** begin Task input **
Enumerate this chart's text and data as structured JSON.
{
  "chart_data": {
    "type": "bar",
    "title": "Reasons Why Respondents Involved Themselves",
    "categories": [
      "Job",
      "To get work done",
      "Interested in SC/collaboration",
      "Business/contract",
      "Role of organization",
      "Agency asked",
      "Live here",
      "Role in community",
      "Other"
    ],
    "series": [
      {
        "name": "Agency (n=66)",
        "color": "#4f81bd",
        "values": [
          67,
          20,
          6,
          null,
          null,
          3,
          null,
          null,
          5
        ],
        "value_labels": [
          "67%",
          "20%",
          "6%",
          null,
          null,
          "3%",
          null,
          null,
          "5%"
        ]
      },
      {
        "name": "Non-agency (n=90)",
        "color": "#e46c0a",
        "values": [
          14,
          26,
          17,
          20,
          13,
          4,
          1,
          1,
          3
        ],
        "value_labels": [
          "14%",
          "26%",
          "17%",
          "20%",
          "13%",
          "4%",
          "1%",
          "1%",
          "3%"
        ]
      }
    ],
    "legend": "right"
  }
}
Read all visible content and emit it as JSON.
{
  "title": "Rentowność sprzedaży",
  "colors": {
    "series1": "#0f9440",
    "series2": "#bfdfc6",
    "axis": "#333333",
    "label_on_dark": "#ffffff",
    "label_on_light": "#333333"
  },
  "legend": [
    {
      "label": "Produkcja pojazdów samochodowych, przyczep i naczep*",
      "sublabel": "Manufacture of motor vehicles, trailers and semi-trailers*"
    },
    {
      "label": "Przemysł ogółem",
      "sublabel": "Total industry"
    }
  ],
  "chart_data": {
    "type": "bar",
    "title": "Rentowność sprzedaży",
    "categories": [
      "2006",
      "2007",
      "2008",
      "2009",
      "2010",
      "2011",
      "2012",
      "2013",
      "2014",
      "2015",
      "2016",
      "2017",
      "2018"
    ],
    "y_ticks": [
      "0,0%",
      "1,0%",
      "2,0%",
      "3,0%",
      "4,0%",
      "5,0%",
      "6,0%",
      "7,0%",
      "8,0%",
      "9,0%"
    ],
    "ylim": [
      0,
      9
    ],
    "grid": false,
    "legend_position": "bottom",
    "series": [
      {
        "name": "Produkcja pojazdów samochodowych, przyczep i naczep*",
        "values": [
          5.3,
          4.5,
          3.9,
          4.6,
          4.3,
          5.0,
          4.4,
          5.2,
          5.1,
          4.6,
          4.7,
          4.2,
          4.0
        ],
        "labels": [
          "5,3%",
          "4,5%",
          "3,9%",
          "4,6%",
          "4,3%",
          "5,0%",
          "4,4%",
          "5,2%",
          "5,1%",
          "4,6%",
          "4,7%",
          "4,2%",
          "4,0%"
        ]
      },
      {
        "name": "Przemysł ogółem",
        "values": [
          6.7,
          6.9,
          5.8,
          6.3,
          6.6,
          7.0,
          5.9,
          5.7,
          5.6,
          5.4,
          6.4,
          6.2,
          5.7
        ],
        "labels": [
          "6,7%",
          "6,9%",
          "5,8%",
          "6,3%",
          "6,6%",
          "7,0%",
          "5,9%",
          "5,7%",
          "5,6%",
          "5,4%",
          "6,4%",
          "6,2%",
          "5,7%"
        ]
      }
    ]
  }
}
** end Task input **
[The exercise] Transcribe the data above in full, exactly.

[Expected answer]
Enumerate this chart's text and data as structured JSON.
{
  "chart_data": {
    "type": "bar",
    "title": "Reasons Why Respondents Involved Themselves",
    "categories": [
      "Job",
      "To get work done",
      "Interested in SC/collaboration",
      "Business/contract",
      "Role of organization",
      "Agency asked",
      "Live here",
      "Role in community",
      "Other"
    ],
    "series": [
      {
        "name": "Agency (n=66)",
        "color": "#4f81bd",
        "values": [
          67,
          20,
          6,
          null,
          null,
          3,
          null,
          null,
          5
        ],
        "value_labels": [
          "67%",
          "20%",
          "6%",
          null,
          null,
          "3%",
          null,
          null,
          "5%"
        ]
      },
      {
        "name": "Non-agency (n=90)",
        "color": "#e46c0a",
        "values": [
          14,
          26,
          17,
          20,
          13,
          4,
          1,
          1,
          3
        ],
        "value_labels": [
          "14%",
          "26%",
          "17%",
          "20%",
          "13%",
          "4%",
          "1%",
          "1%",
          "3%"
        ]
      }
    ],
    "legend": "right"
  }
}
Read all visible content and emit it as JSON.
{
  "title": "Rentowność sprzedaży",
  "colors": {
    "series1": "#0f9440",
    "series2": "#bfdfc6",
    "axis": "#333333",
    "label_on_dark": "#ffffff",
    "label_on_light": "#333333"
  },
  "legend": [
    {
      "label": "Produkcja pojazdów samochodowych, przyczep i naczep*",
      "sublabel": "Manufacture of motor vehicles, trailers and semi-trailers*"
    },
    {
      "label": "Przemysł ogółem",
      "sublabel": "Total industry"
    }
  ],
  "chart_data": {
    "type": "bar",
    "title": "Rentowność sprzedaży",
    "categories": [
      "2006",
      "2007",
      "2008",
      "2009",
      "2010",
      "2011",
      "2012",
      "2013",
      "2014",
      "2015",
      "2016",
      "2017",
      "2018"
    ],
    "y_ticks": [
      "0,0%",
      "1,0%",
      "2,0%",
      "3,0%",
      "4,0%",
      "5,0%",
      "6,0%",
      "7,0%",
      "8,0%",
      "9,0%"
    ],
    "ylim": [
      0,
      9
    ],
    "grid": false,
    "legend_position": "bottom",
    "series": [
      {
        "name": "Produkcja pojazdów samochodowych, przyczep i naczep*",
        "values": [
          5.3,
          4.5,
          3.9,
          4.6,
          4.3,
          5.0,
          4.4,
          5.2,
          5.1,
          4.6,
          4.7,
          4.2,
          4.0
        ],
        "labels": [
          "5,3%",
          "4,5%",
          "3,9%",
          "4,6%",
          "4,3%",
          "5,0%",
          "4,4%",
          "5,2%",
          "5,1%",
          "4,6%",
          "4,7%",
          "4,2%",
          "4,0%"
        ]
      },
      {
        "name": "Przemysł ogółem",
        "values": [
          6.7,
          6.9,
          5.8,
          6.3,
          6.6,
          7.0,
          5.9,
          5.7,
          5.6,
          5.4,
          6.4,
          6.2,
          5.7
        ],
        "labels": [
          "6,7%",
          "6,9%",
          "5,8%",
          "6,3%",
          "6,6%",
          "7,0%",
          "5,9%",
          "5,7%",
          "5,6%",
          "5,4%",
          "6,4%",
          "6,2%",
          "5,7%"
        ]
      }
    ]
  }
}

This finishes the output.